## Requirements
Send each entry back exactly as given, pictures excluded.

## Information shown
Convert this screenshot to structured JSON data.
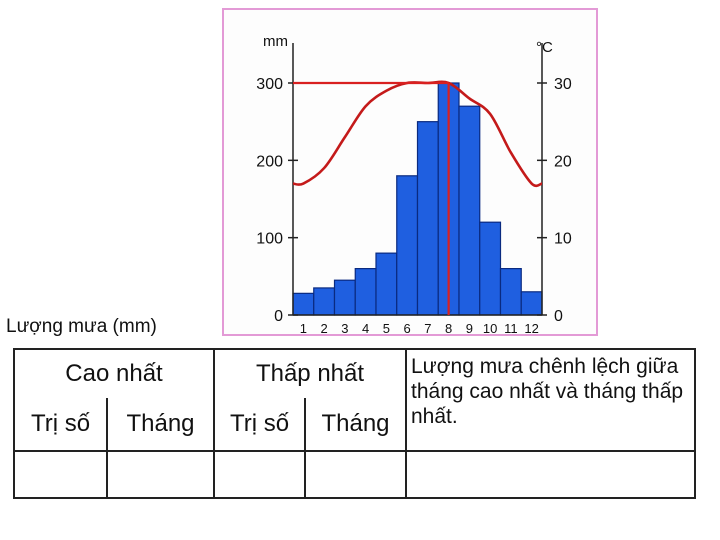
{
  "rain_label": "Lượng mưa (mm)",
  "table": {
    "highest": "Cao nhất",
    "lowest": "Thấp nhất",
    "value": "Trị số",
    "month": "Tháng",
    "difference": "Lượng mưa chênh lệch giữa tháng cao nhất và tháng thấp nhất.",
    "answers": [
      "",
      "",
      "",
      "",
      ""
    ]
  },
  "chart_data": {
    "type": "bar",
    "categories": [
      "1",
      "2",
      "3",
      "4",
      "5",
      "6",
      "7",
      "8",
      "9",
      "10",
      "11",
      "12"
    ],
    "series": [
      {
        "values": [
          28,
          35,
          45,
          60,
          80,
          180,
          250,
          300,
          270,
          120,
          60,
          30
        ]
      },
      {
        "values": [
          17,
          19,
          23,
          27,
          29,
          30,
          30,
          30,
          28,
          26,
          21,
          17
        ]
      }
    ],
    "left_axis": {
      "unit": "mm",
      "ticks": [
        "0",
        "100",
        "200",
        "300"
      ],
      "ylim": [
        0,
        300
      ]
    },
    "right_axis": {
      "unit": "°C",
      "ticks": [
        "0",
        "10",
        "20",
        "30"
      ],
      "ylim": [
        0,
        30
      ]
    },
    "markers": {
      "max_month": "8",
      "max_value": 300
    },
    "colors": {
      "bar": "#1f5fe0",
      "bar_edge": "#0a2a80",
      "temperature": "#c41a1a",
      "marker": "#d92020"
    }
  }
}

## Answer to the exercise
Convert this screenshot to structured JSON data.
{
  "rain_label": "Lượng mưa (mm)",
  "table": {
    "highest": "Cao nhất",
    "lowest": "Thấp nhất",
    "value": "Trị số",
    "month": "Tháng",
    "difference": "Lượng mưa chênh lệch giữa tháng cao nhất và tháng thấp nhất.",
    "answers": [
      "",
      "",
      "",
      "",
      ""
    ]
  },
  "chart_data": {
    "type": "bar",
    "categories": [
      "1",
      "2",
      "3",
      "4",
      "5",
      "6",
      "7",
      "8",
      "9",
      "10",
      "11",
      "12"
    ],
    "series": [
      {
        "values": [
          28,
          35,
          45,
          60,
          80,
          180,
          250,
          300,
          270,
          120,
          60,
          30
        ]
      },
      {
        "values": [
          17,
          19,
          23,
          27,
          29,
          30,
          30,
          30,
          28,
          26,
          21,
          17
        ]
      }
    ],
    "left_axis": {
      "unit": "mm",
      "ticks": [
        "0",
        "100",
        "200",
        "300"
      ],
      "ylim": [
        0,
        300
      ]
    },
    "right_axis": {
      "unit": "°C",
      "ticks": [
        "0",
        "10",
        "20",
        "30"
      ],
      "ylim": [
        0,
        30
      ]
    },
    "markers": {
      "max_month": "8",
      "max_value": 300
    },
    "colors": {
      "bar": "#1f5fe0",
      "bar_edge": "#0a2a80",
      "temperature": "#c41a1a",
      "marker": "#d92020"
    }
  }
}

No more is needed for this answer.